* Material for the task
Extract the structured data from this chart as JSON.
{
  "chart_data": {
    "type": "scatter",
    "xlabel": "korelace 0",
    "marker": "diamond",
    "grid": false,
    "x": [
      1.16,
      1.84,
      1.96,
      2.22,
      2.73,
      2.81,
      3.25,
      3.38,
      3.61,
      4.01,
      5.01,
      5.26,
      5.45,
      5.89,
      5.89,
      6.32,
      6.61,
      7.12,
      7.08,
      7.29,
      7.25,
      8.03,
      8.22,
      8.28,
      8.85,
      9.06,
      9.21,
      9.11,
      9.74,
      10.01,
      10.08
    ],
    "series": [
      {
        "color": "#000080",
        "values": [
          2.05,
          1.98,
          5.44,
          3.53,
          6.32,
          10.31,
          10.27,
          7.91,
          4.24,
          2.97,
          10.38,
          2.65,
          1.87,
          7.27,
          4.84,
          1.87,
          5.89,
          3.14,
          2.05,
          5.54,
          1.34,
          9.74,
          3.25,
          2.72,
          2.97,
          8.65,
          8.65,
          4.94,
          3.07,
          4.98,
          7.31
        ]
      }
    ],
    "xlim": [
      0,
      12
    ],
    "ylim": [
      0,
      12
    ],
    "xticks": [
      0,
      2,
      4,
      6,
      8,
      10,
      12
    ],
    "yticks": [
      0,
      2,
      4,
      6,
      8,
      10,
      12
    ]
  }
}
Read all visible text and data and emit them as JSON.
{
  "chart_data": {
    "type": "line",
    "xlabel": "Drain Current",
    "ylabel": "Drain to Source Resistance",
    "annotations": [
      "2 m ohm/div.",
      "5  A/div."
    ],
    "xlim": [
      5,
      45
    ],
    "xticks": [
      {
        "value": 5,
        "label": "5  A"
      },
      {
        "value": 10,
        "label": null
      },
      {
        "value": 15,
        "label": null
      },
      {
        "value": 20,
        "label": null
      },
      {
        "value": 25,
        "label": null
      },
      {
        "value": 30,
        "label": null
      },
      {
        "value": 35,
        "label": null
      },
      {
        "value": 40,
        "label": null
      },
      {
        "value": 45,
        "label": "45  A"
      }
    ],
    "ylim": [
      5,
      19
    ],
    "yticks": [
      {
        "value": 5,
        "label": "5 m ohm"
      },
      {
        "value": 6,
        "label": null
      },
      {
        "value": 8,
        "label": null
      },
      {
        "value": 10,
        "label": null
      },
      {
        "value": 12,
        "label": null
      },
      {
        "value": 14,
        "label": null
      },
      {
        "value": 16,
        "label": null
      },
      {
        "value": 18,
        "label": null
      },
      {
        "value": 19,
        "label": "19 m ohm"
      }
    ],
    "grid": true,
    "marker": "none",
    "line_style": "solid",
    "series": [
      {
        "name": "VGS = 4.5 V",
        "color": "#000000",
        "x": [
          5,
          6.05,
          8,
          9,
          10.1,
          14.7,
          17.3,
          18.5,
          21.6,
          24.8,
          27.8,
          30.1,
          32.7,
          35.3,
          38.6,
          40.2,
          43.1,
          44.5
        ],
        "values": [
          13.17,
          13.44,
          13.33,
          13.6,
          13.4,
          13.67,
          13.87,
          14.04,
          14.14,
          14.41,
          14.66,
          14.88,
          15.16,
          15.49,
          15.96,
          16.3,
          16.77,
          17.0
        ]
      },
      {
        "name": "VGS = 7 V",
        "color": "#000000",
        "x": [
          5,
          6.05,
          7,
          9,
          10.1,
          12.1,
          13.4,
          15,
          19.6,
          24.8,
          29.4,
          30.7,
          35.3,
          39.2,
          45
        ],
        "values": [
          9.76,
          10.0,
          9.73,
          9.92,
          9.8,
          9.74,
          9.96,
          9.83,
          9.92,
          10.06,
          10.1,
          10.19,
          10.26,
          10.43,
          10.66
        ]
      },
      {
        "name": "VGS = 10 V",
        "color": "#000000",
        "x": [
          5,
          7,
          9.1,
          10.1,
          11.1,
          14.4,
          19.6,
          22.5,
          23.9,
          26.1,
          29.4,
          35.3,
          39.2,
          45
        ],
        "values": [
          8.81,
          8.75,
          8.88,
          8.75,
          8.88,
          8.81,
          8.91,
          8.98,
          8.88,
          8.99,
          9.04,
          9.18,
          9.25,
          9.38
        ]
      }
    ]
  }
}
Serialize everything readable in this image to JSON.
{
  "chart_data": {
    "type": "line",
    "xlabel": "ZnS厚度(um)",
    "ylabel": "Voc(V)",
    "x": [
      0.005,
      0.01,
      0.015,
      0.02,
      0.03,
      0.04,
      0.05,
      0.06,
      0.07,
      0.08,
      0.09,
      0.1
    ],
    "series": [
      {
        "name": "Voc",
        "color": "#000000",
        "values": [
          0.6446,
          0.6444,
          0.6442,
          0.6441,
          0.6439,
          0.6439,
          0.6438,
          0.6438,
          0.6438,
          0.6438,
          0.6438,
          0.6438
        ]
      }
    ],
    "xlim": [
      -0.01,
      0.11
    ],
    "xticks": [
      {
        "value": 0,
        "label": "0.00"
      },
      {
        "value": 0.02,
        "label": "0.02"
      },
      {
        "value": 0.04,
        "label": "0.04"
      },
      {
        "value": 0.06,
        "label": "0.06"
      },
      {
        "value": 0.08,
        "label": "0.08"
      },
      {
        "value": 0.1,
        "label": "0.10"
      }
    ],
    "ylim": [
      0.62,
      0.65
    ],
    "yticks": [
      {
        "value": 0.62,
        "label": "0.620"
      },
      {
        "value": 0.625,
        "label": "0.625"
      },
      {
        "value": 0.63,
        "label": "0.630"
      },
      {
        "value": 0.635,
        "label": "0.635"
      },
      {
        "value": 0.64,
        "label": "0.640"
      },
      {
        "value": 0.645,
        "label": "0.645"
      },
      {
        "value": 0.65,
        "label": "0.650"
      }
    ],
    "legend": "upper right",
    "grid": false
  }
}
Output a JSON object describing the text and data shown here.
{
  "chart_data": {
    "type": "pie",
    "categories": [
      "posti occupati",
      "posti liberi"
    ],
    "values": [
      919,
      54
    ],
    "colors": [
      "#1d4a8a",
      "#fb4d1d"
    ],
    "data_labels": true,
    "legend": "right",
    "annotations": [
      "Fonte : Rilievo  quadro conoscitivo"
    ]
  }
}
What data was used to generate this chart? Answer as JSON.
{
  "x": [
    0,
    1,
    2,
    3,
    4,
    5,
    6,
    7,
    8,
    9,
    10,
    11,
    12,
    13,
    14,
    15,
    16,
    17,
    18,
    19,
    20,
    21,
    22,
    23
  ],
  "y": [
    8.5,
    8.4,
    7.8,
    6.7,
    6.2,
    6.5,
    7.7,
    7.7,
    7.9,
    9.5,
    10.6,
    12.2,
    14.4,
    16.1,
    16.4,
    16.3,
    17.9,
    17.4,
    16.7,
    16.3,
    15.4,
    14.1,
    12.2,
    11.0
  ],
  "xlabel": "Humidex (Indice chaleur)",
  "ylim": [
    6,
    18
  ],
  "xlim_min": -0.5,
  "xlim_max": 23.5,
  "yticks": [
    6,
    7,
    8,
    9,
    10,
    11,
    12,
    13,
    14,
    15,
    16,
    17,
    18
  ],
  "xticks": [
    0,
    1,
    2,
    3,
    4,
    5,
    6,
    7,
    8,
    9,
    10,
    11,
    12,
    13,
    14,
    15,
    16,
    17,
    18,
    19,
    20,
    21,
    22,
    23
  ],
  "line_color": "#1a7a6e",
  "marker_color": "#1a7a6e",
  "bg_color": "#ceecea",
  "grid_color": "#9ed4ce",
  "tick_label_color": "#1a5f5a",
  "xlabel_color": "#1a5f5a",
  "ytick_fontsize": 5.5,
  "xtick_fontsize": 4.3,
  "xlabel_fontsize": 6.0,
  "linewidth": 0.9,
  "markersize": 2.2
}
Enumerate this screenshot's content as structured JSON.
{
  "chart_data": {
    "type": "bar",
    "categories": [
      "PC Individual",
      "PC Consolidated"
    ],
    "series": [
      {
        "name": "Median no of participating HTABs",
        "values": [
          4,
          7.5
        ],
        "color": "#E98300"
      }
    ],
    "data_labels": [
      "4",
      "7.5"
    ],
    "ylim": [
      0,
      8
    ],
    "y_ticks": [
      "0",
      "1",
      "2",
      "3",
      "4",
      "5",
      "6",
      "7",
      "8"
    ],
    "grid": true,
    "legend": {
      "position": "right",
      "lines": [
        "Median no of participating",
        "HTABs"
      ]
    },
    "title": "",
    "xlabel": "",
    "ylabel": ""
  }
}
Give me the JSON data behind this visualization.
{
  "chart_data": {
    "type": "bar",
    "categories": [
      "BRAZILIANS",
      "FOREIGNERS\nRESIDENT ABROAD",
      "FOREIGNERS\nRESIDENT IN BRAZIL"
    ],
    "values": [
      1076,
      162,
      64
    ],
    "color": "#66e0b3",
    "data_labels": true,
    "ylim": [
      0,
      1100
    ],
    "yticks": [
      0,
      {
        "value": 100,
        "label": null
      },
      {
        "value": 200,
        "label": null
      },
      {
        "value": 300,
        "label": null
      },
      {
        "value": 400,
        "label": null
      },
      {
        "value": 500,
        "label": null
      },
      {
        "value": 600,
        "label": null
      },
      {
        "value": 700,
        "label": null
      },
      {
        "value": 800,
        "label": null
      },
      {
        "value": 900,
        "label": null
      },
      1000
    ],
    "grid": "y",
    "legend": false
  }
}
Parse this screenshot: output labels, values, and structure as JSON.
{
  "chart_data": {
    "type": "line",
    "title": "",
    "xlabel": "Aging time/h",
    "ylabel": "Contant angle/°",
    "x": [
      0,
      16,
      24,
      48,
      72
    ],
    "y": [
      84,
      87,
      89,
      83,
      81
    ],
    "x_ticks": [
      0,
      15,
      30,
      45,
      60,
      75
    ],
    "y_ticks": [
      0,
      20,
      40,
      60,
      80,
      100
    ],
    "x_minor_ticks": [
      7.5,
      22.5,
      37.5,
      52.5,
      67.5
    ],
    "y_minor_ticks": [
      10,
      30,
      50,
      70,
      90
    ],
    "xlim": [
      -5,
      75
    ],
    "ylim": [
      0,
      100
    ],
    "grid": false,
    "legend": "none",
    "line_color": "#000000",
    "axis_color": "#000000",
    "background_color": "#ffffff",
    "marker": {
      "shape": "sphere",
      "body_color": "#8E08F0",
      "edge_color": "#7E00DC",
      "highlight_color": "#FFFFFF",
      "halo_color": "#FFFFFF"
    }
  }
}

* Problem
In the lines above, find each one with "right" and list it.

* Written solution
    "legend": "upper right",
    "legend": "right",
      "position": "right",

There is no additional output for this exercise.